* [WHAT TO PRODUCE] Using the text about Flowerpot Island, decide whether each statement agrees with it: (a) Flowerpot Island is the only island in the archipelago that visitors can reach; (b) Flowerpot Island has five trails; (c) the Massasauga Rattlesnake is known to live on Flowerpot Island. Answer yes or no for each and quote the words of the text that decide it.

* [TEXT PASSAGE]
▼▼▼

While there are dozens of islands in the archipelago, only Flowerpot Island is accessible, and you can only get here by boat. You can check out the famous “Flowerpot” rock pillars on Flowerpot Island, explore the caves, and hike up to the historic lighthouse station.
Flowerpot Island trail map
Once you dock on Flowerpot Island, you’ll come to a gathering area with a map and information about the island. There are only three trails on Flowerpot Island, so as long as you stick to the trail, you shouldn’t get lost. But make sure you have a good look at the map. Take a picture of it, and note the emergency numbers just in case.
Some parts of the island close, so many sure to check the map board as soon as you arrive on the island.
From the gathering area, there’s a trail to your left that heads to the campgrounds and a trail to your right that leads to the flowerpots. If you’re camping on Flowerpot Island, you’ll probably want to head to camp and set up before going off to explore the island.
Flowerpot Island wildlife
When you’re camping anywhere, you should ask yourself, “what kind of hazards could I potentially encounter here?” Flowerpot Island camping is no different.
Despite being a northern island, there are no bears to speak of. However, there are plenty of snakes. The only poisonous snake in Ontario, the Massasauga Rattlesnake, is not known to be on the island, although the species is found in neighbouring Bruce Peninsula National Park.

▲▲▲

* [DATA EXCERPT]
▼▼▼

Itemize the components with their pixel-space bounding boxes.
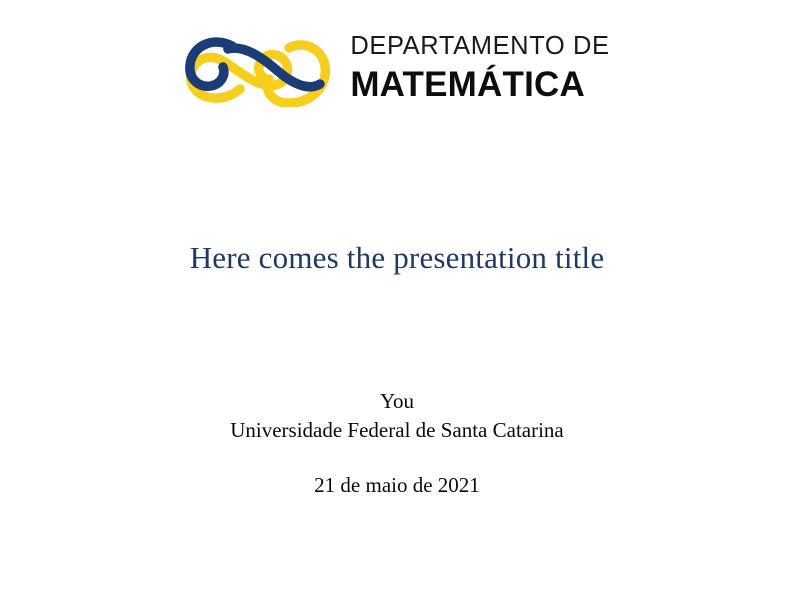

▲▲▲

* [COMPLETED TASK]
(a) Yes: "only Flowerpot Island is accessible"
(b) No: "There are only three trails on Flowerpot Island"
(c) No: "the Massasauga Rattlesnake, is not known to be on the island"